* **Written instruction**
Report the count of lines below that include "Parse", without any other text.

Rows from a dataset
━━━━━━━━

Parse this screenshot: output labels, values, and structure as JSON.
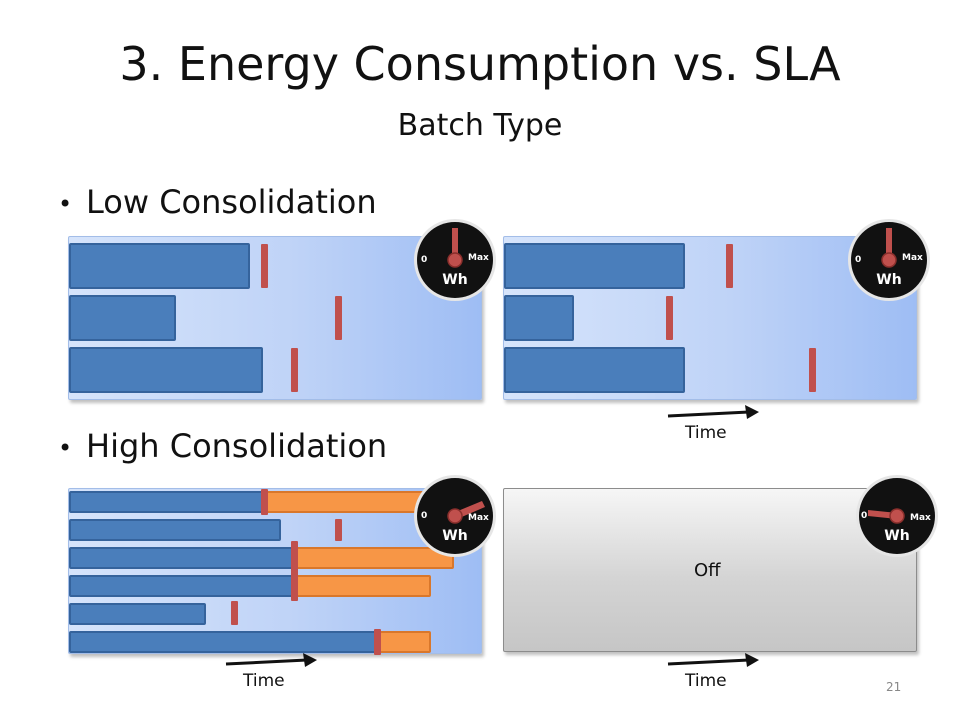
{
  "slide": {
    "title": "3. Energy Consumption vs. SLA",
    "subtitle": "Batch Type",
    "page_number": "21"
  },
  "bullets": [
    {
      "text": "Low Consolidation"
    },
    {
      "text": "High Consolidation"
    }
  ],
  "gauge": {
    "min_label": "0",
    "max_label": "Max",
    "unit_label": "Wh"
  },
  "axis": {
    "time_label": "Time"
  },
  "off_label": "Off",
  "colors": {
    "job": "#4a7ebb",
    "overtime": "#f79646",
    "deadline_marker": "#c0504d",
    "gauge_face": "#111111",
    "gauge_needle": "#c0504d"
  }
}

━━━━━━━━

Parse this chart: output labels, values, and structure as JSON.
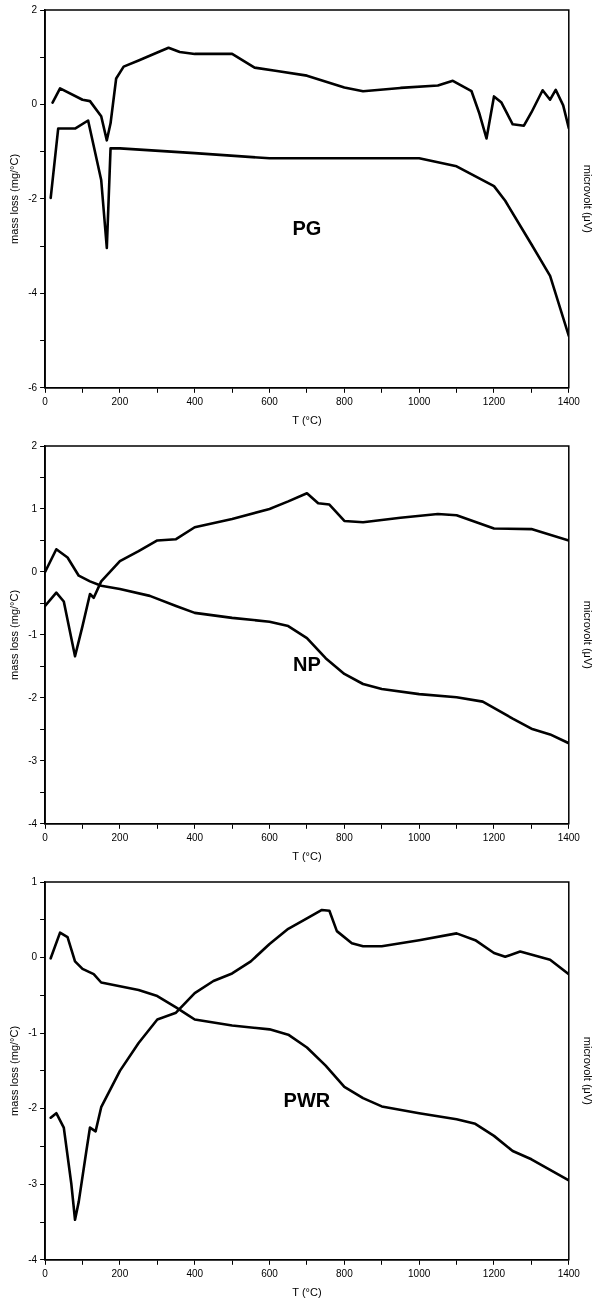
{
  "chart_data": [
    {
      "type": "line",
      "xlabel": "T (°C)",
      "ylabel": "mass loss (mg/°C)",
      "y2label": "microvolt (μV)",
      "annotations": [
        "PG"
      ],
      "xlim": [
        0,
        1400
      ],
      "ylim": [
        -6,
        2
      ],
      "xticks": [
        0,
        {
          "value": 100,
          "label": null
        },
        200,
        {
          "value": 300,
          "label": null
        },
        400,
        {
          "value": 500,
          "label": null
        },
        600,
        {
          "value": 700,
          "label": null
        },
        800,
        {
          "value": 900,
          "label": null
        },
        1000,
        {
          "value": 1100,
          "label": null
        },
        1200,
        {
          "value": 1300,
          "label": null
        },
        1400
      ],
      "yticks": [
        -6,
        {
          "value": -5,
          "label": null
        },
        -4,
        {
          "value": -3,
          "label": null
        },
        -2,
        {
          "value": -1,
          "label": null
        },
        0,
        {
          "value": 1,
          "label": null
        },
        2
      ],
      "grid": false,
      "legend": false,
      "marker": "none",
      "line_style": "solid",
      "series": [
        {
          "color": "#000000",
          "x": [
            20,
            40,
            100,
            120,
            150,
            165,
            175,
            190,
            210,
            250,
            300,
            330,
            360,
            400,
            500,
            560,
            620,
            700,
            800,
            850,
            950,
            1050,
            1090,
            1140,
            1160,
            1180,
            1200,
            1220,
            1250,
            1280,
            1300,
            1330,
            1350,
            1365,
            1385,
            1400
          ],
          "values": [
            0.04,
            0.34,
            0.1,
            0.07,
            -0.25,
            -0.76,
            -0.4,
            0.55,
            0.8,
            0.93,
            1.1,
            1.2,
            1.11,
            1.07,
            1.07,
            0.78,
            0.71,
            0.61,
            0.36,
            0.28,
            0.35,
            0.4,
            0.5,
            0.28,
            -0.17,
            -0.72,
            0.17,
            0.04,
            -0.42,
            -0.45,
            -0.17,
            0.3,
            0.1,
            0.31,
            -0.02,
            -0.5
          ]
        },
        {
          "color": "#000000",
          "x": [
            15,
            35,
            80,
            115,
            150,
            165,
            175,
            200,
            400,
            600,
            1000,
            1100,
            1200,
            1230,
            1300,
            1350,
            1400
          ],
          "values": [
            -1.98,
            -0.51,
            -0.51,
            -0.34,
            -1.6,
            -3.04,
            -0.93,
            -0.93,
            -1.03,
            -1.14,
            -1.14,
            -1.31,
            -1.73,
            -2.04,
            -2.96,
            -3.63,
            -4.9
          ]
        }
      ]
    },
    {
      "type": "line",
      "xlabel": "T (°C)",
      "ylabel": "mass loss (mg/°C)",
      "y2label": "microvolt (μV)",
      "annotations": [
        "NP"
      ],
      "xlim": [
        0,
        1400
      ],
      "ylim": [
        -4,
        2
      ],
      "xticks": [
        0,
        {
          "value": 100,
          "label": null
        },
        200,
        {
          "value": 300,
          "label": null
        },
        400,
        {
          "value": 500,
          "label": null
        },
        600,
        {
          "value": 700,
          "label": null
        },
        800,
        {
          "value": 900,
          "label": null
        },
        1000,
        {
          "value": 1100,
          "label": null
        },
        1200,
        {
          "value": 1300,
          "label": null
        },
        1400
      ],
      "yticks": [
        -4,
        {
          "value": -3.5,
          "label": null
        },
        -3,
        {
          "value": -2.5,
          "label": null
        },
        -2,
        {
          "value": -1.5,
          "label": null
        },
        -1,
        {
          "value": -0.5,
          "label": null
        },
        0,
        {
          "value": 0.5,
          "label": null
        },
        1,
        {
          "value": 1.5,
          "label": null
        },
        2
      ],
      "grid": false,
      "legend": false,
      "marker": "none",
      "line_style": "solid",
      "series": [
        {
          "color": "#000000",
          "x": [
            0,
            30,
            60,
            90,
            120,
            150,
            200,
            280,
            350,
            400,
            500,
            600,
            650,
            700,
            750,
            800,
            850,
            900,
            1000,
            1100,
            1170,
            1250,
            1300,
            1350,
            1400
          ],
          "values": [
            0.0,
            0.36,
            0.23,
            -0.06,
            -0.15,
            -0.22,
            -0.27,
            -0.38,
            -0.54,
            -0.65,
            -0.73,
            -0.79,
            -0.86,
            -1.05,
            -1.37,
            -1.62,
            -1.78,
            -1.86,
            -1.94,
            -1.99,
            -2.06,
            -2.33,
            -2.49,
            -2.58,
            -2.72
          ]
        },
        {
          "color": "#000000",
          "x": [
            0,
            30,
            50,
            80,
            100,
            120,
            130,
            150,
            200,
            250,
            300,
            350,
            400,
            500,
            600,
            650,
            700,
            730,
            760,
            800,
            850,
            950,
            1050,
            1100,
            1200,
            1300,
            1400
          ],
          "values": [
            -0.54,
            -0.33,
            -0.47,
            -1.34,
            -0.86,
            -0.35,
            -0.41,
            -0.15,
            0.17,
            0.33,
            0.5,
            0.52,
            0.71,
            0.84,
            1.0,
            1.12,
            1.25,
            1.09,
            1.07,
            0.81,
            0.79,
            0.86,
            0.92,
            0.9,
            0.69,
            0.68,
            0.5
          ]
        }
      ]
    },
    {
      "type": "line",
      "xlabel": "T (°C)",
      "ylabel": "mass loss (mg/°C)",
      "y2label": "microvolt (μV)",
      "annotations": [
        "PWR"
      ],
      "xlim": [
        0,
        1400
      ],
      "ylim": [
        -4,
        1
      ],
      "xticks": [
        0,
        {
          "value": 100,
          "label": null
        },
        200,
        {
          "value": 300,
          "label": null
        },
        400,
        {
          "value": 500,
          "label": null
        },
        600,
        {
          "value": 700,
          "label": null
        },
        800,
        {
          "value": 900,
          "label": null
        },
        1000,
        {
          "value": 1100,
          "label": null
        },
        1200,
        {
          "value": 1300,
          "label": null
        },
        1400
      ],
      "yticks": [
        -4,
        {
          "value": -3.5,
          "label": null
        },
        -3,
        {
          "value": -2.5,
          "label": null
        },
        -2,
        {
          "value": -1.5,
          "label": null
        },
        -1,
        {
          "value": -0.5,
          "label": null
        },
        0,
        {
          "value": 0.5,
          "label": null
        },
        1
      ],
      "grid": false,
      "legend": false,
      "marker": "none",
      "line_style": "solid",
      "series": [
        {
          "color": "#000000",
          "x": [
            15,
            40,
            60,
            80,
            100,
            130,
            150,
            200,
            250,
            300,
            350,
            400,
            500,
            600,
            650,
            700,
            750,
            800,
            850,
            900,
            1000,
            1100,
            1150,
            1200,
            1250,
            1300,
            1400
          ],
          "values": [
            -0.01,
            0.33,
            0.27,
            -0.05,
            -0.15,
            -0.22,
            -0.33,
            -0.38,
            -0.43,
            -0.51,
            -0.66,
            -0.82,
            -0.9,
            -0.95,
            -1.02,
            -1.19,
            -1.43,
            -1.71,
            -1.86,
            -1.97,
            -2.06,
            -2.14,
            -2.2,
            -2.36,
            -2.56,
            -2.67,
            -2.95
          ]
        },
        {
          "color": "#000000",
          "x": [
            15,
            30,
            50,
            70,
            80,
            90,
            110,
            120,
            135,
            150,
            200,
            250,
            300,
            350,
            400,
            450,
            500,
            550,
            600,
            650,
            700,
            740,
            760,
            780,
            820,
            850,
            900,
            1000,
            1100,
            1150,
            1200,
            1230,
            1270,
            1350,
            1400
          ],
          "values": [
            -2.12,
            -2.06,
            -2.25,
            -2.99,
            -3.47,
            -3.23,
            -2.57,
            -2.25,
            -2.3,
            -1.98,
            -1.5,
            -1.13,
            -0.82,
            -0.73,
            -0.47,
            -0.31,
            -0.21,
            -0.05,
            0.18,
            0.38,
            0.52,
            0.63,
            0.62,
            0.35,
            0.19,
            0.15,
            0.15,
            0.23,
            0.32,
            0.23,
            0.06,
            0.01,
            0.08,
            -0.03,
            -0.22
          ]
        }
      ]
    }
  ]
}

━━━━━━━━

* **Answer to this exercise**
2